--- What you should do ---
Extract every line of the material that holds the string "IEEE".

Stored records

|---|

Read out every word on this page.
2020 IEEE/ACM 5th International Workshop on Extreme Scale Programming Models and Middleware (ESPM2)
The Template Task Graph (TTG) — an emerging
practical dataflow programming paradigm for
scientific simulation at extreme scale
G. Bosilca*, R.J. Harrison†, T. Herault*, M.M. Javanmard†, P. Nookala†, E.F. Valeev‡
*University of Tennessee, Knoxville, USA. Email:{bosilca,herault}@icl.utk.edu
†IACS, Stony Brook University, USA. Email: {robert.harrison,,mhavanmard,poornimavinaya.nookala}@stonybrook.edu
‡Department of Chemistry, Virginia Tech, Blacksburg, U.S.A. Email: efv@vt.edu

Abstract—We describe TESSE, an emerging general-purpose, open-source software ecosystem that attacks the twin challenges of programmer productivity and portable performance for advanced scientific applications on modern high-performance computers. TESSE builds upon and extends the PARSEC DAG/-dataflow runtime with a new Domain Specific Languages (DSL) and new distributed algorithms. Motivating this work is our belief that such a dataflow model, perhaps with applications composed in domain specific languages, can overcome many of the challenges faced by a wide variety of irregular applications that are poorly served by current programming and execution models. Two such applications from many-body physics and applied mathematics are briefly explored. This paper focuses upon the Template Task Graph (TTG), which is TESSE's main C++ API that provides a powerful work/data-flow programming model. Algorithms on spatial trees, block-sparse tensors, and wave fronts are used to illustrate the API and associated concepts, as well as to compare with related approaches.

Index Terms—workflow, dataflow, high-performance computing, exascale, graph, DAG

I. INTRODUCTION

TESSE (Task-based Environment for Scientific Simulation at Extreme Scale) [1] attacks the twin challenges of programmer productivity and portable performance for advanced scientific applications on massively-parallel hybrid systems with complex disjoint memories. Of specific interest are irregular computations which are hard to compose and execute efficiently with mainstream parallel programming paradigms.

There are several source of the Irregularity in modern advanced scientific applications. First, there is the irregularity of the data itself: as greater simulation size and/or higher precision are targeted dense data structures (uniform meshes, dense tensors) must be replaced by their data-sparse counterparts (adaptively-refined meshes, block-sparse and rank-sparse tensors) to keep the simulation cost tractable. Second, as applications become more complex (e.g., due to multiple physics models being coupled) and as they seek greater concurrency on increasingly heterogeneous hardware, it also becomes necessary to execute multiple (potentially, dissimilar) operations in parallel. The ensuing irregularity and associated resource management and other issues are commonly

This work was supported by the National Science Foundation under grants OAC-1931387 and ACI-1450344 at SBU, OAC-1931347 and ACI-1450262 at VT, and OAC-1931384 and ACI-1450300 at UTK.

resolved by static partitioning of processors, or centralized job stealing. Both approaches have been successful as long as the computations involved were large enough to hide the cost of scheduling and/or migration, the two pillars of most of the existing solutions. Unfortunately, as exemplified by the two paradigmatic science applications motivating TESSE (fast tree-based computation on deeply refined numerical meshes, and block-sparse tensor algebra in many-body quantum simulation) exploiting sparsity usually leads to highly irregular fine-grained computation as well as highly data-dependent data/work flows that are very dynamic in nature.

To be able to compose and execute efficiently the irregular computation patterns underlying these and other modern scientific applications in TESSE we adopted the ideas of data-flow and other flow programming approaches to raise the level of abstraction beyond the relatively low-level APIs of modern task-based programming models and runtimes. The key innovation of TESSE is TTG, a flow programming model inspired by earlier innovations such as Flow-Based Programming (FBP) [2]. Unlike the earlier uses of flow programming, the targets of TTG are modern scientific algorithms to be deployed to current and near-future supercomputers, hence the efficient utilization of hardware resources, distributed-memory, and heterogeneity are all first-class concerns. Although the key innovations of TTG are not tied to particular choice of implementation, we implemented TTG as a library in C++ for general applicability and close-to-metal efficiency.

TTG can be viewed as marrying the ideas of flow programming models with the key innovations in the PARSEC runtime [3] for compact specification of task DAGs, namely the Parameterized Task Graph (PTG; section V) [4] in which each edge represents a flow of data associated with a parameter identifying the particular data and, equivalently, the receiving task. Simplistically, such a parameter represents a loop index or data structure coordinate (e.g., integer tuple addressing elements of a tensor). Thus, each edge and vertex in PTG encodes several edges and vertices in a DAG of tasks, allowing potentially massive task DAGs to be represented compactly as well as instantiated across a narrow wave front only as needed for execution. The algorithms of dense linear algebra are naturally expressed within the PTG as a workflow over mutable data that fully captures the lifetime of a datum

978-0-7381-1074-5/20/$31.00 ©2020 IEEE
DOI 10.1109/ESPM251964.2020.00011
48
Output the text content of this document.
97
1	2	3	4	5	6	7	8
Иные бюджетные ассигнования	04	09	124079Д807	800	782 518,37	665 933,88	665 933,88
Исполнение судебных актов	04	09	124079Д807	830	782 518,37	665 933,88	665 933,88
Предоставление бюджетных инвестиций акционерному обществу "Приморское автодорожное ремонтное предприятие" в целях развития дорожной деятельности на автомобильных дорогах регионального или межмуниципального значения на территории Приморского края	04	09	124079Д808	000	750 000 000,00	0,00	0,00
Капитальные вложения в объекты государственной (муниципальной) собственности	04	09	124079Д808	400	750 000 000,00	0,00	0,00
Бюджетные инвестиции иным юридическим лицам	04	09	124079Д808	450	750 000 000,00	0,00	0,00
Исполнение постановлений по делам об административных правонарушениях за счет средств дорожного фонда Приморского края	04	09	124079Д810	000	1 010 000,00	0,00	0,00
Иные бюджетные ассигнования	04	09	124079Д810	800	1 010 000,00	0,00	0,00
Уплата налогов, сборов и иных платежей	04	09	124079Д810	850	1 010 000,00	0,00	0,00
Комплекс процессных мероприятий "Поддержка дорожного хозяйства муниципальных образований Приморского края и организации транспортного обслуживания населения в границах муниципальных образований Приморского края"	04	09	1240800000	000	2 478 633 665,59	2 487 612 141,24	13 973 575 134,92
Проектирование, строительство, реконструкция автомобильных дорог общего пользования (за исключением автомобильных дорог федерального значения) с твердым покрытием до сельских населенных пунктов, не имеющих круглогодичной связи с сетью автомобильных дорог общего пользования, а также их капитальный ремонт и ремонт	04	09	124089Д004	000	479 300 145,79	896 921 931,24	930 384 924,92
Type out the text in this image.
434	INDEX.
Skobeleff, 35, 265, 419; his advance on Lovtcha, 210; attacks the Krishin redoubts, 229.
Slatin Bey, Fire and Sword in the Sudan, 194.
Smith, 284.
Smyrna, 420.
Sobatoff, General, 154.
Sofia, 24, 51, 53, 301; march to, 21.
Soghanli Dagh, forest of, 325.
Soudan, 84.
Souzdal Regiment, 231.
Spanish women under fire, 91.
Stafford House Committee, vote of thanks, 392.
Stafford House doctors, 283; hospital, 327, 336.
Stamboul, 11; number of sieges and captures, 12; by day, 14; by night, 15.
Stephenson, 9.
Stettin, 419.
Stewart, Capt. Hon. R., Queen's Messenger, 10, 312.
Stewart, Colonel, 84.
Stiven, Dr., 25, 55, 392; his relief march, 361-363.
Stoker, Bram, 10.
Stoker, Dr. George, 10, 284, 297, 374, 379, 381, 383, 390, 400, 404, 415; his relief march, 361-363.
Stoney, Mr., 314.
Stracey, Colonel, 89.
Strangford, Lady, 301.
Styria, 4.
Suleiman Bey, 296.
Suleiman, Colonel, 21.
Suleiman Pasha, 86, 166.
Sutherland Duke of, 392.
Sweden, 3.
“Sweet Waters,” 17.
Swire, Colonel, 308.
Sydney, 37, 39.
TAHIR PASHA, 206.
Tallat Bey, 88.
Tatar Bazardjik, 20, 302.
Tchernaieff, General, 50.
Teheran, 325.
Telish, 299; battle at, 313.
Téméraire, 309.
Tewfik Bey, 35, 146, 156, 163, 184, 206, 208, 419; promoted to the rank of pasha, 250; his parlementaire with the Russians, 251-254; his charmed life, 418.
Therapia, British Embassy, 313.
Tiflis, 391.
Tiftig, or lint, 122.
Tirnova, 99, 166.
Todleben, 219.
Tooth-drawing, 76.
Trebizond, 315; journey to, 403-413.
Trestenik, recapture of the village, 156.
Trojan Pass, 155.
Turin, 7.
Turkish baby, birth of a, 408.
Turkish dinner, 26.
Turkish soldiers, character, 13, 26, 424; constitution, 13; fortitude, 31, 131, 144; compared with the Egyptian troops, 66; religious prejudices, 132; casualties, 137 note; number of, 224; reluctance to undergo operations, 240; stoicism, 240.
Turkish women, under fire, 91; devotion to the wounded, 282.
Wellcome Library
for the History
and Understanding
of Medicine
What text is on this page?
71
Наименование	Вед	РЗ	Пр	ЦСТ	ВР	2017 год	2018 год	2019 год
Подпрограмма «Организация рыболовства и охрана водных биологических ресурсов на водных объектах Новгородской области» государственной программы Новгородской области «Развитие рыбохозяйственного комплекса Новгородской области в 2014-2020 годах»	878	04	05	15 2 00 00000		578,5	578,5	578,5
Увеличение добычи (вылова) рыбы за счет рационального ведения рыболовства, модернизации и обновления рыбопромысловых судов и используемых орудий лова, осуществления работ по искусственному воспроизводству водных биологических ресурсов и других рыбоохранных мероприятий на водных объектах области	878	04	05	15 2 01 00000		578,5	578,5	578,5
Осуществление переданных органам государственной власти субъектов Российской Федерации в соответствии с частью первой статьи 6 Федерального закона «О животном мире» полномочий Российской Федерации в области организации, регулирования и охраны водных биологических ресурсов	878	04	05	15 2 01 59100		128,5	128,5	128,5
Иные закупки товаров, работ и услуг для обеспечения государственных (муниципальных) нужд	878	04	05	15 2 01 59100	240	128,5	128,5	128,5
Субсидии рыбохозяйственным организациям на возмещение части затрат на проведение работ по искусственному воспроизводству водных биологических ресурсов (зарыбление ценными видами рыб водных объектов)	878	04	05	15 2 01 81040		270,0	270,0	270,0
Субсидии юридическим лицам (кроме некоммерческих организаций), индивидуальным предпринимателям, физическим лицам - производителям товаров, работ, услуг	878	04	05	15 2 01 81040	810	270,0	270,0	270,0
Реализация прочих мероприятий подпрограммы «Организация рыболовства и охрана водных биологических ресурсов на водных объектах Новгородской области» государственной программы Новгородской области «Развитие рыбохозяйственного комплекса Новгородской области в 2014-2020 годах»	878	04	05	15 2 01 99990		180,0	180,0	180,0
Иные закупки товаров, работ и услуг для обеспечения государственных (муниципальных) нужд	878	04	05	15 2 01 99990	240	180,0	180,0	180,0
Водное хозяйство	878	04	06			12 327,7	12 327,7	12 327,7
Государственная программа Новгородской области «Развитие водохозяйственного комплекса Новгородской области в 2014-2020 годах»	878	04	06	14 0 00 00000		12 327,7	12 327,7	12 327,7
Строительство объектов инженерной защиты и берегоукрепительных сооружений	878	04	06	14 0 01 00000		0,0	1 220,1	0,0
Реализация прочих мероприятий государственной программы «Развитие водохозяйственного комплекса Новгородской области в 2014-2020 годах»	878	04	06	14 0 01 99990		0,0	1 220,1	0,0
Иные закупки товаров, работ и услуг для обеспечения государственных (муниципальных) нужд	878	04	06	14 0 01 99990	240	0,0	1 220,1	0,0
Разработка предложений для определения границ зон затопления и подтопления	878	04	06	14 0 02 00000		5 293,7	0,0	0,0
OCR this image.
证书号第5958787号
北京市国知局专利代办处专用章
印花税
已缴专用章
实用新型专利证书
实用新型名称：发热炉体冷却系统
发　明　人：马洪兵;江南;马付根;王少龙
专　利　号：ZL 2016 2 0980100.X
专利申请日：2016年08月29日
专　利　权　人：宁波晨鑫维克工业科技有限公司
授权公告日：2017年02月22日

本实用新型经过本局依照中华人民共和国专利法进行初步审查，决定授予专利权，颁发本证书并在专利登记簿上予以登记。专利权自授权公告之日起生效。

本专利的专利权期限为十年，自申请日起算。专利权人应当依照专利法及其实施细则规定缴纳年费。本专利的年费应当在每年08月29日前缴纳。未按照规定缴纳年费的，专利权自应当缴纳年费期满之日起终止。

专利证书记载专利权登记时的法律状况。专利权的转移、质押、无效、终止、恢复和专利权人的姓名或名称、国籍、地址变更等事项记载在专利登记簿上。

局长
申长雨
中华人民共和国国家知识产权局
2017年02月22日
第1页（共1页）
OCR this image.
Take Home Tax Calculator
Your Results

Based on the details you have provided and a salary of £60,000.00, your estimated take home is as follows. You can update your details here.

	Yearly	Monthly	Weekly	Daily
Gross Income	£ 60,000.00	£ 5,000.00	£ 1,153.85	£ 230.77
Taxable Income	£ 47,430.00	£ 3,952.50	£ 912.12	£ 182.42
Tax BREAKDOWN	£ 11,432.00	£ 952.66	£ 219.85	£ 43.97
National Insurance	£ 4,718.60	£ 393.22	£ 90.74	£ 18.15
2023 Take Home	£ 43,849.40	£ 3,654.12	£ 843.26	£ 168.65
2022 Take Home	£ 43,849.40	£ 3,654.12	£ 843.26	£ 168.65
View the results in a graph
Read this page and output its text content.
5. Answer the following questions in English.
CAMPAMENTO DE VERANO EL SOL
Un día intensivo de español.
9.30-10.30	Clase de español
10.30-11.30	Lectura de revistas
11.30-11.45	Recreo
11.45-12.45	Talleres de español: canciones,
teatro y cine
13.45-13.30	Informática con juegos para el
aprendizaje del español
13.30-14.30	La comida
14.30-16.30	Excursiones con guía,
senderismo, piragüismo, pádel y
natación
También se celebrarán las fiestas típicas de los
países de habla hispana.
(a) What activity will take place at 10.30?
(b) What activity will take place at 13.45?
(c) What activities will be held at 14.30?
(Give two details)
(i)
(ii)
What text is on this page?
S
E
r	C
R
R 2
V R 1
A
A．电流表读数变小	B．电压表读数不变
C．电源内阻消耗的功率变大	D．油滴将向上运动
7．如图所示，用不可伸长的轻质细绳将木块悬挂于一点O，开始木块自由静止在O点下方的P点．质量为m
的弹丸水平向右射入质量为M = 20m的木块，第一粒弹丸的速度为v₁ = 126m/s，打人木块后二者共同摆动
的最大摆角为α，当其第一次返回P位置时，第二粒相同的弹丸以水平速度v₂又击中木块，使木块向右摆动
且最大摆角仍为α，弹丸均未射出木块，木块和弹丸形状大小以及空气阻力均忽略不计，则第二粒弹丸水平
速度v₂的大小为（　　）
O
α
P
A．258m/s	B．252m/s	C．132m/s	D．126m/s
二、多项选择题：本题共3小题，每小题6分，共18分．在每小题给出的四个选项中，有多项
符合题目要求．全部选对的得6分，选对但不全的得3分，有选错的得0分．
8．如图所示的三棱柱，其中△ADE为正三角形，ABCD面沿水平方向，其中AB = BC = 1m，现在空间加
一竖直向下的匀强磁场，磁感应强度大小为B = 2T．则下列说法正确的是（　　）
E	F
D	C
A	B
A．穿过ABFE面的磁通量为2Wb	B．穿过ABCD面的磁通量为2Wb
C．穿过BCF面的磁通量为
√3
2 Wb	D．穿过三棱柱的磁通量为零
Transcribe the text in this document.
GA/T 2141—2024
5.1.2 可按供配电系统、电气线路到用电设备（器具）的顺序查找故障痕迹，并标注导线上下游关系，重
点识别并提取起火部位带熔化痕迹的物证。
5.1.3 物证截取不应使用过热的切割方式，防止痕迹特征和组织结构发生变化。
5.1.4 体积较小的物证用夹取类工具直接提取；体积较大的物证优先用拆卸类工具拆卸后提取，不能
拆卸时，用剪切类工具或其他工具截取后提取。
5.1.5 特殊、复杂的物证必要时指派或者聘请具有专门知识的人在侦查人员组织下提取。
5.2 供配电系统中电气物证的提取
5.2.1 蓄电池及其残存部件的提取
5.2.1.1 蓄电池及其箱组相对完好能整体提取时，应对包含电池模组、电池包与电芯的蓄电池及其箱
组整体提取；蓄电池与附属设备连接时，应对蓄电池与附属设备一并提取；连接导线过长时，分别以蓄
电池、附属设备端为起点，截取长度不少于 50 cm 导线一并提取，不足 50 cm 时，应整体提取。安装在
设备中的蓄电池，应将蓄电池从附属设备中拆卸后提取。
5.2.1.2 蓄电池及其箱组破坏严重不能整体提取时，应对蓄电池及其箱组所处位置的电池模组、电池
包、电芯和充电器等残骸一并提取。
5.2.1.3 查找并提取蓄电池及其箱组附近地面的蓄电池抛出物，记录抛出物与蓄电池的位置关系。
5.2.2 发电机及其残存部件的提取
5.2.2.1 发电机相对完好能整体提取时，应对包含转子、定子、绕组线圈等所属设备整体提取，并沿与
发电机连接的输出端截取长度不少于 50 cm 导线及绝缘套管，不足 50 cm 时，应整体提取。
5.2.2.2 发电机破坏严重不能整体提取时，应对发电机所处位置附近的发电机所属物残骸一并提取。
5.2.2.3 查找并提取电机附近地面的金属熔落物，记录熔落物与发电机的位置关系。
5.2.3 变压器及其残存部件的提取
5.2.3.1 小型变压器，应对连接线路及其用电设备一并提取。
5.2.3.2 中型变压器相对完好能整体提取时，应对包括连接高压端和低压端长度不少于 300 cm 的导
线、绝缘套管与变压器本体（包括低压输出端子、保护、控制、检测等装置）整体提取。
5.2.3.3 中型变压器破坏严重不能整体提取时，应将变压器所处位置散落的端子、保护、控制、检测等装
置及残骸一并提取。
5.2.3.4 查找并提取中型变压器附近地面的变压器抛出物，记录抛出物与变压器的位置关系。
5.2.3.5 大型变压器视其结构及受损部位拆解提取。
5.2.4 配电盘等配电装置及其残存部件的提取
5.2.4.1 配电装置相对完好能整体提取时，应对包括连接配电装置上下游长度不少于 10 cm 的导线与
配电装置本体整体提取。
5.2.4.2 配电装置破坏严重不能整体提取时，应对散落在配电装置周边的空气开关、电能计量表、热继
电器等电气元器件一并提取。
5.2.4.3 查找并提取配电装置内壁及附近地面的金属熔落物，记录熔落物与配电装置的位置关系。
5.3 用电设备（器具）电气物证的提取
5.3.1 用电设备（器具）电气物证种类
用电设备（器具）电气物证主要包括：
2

|---|

--- Result of this exercise ---
2020 IEEE/ACM 5th International Workshop on Extreme Scale Programming Models and Middleware (ESPM2)
978-0-7381-1074-5/20/$31.00 ©2020 IEEE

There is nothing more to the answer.